** Instruction **
Gather up the lines with the word "改变电源电动势" in them.

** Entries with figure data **
════════

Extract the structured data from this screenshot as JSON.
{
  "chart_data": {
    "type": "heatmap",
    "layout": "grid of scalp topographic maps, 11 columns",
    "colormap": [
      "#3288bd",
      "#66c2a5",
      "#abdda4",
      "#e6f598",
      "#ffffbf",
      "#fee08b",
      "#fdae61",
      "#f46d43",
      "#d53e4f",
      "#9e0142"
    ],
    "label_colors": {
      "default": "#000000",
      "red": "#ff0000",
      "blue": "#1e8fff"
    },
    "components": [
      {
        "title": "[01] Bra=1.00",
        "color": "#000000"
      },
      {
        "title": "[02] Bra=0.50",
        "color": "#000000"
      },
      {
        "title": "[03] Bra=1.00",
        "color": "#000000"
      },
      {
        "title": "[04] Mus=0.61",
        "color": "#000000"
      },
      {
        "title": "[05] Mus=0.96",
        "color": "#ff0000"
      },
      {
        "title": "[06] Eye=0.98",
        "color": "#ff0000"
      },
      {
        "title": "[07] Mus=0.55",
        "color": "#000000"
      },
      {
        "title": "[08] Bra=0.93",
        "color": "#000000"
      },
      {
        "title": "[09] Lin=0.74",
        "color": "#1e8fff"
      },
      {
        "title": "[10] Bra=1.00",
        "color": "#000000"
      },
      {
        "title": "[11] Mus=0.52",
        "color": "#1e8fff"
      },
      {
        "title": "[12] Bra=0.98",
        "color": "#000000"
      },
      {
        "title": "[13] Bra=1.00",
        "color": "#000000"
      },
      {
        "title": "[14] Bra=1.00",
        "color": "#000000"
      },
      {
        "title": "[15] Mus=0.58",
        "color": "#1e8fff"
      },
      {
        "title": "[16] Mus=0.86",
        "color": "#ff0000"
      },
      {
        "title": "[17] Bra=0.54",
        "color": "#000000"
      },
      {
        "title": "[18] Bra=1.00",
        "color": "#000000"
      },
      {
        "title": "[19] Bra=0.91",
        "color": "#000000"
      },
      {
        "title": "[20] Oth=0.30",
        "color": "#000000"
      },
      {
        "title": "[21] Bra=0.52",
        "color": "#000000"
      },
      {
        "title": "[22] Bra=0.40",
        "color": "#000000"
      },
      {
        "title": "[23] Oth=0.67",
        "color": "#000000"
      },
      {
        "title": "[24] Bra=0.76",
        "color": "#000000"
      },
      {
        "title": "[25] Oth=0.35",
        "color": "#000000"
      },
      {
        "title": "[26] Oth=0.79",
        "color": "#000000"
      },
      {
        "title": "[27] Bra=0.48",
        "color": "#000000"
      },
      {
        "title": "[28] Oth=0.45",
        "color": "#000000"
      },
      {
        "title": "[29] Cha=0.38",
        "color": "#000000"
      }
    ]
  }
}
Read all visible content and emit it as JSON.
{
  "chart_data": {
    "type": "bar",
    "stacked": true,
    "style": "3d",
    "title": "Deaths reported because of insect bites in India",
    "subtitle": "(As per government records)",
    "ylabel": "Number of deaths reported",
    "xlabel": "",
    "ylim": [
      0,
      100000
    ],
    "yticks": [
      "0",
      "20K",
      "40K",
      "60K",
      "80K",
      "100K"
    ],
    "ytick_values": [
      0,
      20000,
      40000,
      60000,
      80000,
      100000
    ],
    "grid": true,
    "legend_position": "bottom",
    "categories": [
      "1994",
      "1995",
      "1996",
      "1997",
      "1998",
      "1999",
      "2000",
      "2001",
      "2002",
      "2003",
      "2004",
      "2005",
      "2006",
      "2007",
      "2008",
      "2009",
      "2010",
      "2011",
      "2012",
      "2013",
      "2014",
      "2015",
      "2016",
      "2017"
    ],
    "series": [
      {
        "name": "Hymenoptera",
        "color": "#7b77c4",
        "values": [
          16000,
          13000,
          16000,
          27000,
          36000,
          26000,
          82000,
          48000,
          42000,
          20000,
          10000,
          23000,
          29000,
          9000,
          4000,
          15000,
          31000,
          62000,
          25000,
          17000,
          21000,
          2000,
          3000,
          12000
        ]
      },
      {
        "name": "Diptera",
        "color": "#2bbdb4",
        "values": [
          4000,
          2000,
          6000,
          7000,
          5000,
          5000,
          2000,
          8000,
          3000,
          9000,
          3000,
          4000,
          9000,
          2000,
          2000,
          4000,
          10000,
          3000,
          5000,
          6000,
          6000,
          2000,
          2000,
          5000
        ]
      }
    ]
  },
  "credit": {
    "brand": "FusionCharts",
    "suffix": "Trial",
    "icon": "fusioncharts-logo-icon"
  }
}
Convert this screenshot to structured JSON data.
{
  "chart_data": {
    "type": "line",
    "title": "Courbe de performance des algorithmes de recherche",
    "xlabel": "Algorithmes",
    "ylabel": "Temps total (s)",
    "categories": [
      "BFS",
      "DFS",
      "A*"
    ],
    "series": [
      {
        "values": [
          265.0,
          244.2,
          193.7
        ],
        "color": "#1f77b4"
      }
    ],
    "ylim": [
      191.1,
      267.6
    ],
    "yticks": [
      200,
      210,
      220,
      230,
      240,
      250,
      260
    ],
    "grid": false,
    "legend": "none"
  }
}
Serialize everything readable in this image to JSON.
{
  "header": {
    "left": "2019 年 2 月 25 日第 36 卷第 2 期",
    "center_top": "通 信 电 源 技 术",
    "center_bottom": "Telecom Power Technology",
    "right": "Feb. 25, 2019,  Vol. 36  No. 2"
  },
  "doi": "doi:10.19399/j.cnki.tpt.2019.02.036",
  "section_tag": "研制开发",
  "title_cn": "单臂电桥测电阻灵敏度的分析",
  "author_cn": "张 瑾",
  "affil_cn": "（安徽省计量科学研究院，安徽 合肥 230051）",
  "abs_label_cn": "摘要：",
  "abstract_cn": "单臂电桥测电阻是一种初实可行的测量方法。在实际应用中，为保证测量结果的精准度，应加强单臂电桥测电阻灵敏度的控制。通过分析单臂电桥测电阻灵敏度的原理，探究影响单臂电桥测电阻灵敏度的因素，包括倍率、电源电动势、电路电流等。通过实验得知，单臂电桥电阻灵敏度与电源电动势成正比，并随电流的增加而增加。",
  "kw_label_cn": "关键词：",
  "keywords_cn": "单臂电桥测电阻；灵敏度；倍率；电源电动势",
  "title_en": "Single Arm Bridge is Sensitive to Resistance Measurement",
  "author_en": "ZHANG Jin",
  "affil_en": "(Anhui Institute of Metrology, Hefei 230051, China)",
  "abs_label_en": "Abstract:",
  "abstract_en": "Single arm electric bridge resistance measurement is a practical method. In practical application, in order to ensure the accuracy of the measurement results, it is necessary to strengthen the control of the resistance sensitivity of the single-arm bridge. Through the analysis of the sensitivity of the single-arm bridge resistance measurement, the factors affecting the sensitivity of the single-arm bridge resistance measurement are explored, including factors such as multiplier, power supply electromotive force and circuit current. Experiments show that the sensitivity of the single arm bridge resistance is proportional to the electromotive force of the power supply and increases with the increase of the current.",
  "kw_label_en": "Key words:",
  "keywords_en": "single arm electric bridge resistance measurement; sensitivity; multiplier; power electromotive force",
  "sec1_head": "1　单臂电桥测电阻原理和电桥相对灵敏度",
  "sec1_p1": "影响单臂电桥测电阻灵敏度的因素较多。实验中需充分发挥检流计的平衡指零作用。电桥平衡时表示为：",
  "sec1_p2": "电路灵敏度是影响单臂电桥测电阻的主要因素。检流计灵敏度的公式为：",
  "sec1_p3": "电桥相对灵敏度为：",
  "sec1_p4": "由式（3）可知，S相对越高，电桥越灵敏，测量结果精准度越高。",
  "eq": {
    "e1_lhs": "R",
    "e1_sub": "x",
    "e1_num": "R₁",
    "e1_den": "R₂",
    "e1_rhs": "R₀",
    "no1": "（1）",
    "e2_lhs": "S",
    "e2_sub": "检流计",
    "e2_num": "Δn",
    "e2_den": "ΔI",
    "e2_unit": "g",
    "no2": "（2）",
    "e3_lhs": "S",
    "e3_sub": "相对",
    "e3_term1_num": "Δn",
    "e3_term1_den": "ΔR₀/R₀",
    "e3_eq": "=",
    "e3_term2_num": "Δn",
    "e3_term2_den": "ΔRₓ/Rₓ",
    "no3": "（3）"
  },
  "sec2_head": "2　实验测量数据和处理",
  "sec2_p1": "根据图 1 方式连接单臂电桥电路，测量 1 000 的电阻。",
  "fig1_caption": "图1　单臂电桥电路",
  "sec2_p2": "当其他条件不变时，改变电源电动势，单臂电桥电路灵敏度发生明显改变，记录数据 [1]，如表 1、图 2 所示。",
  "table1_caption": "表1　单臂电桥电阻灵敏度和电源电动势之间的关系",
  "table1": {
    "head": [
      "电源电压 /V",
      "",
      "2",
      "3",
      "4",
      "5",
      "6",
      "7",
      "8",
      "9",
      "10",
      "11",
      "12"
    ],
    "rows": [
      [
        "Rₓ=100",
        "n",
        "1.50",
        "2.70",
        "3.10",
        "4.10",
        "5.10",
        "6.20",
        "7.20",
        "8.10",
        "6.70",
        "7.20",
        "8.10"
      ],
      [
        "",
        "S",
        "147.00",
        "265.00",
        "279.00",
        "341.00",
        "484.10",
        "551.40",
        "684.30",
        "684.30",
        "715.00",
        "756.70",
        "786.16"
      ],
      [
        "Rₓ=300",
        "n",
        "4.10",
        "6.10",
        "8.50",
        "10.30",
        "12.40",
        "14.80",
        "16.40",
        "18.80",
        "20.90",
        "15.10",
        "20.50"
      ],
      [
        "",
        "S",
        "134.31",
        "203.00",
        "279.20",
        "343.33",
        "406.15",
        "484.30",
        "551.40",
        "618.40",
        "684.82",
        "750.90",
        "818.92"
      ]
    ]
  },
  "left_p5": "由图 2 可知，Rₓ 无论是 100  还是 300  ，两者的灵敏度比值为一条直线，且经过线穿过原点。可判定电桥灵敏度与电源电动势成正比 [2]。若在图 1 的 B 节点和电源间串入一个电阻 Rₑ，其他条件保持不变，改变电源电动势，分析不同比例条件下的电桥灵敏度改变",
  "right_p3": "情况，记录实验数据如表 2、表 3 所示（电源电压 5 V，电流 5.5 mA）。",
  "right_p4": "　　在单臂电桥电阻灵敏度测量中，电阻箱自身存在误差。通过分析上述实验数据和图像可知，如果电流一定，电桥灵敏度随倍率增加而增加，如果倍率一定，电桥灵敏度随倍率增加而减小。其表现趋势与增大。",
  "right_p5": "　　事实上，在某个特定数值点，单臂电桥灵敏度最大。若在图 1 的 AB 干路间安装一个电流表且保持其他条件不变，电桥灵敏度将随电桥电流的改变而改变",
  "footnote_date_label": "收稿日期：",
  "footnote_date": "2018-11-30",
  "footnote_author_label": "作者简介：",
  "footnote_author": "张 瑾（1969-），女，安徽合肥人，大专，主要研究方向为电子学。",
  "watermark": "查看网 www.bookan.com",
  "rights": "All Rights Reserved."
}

════════

** The solution **
  "sec2_p2": "当其他条件不变时，改变电源电动势，单臂电桥电路灵敏度发生明显改变，记录数据 [1]，如表 1、图 2 所示。",
  "left_p5": "由图 2 可知，Rₓ 无论是 100  还是 300  ，两者的灵敏度比值为一条直线，且经过线穿过原点。可判定电桥灵敏度与电源电动势成正比 [2]。若在图 1 的 B 节点和电源间串入一个电阻 Rₑ，其他条件保持不变，改变电源电动势，分析不同比例条件下的电桥灵敏度改变",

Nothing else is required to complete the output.